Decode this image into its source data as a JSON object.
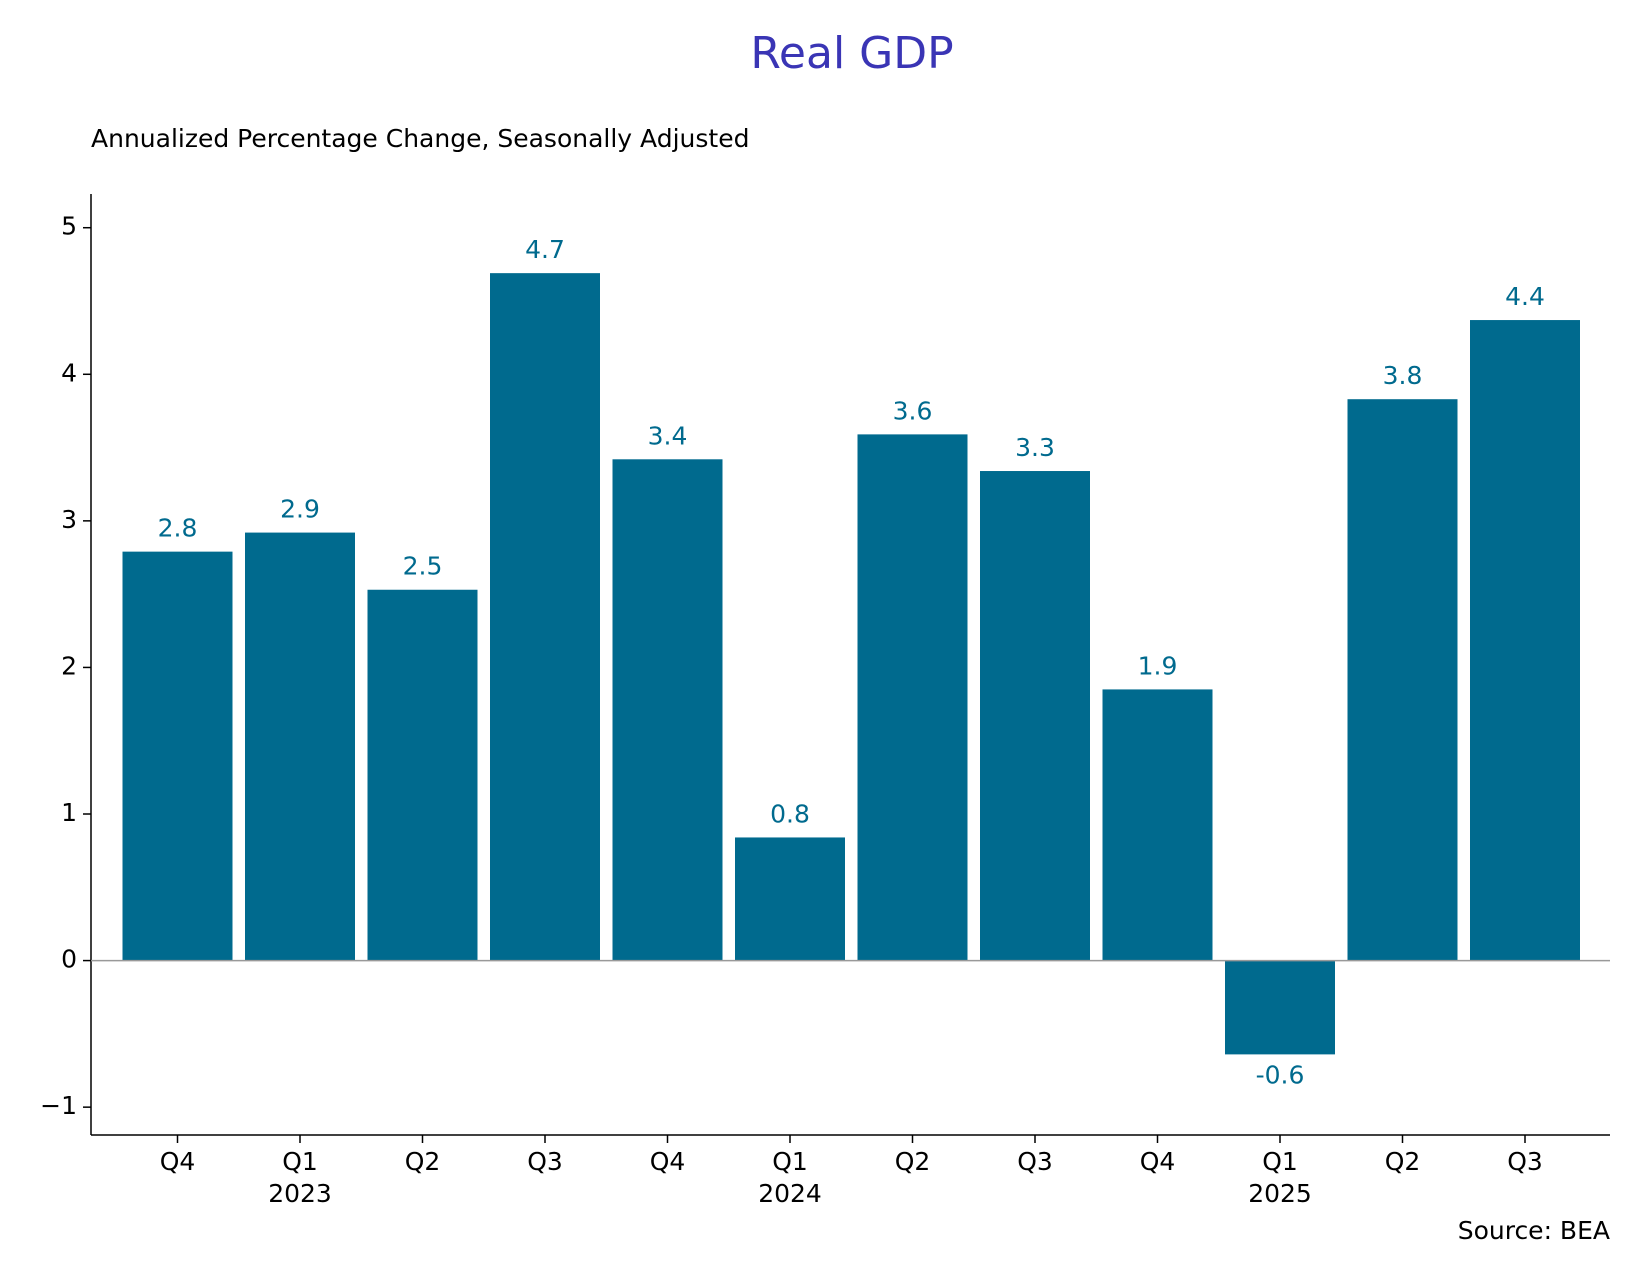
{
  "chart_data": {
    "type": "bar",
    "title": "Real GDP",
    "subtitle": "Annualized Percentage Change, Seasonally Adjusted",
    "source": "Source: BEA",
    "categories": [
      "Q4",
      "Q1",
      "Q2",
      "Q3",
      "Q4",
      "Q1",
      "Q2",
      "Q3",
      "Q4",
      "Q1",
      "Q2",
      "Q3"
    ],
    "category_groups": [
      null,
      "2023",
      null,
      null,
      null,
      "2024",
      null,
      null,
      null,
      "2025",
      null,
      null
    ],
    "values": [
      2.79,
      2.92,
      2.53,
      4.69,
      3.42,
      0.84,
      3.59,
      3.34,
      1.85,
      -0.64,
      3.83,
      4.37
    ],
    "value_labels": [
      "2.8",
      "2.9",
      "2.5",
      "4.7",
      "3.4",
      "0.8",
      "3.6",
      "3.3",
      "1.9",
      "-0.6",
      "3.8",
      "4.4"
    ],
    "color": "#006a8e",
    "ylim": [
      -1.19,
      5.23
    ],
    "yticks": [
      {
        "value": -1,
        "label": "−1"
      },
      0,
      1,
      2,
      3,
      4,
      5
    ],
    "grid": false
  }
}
--*--
◆ What this task involves ◆
From the records above, copy every line that holds the word "source".

◆ Expected answer ◆
Decode this image into its source data as a JSON object.
    "source": "Source: BEA",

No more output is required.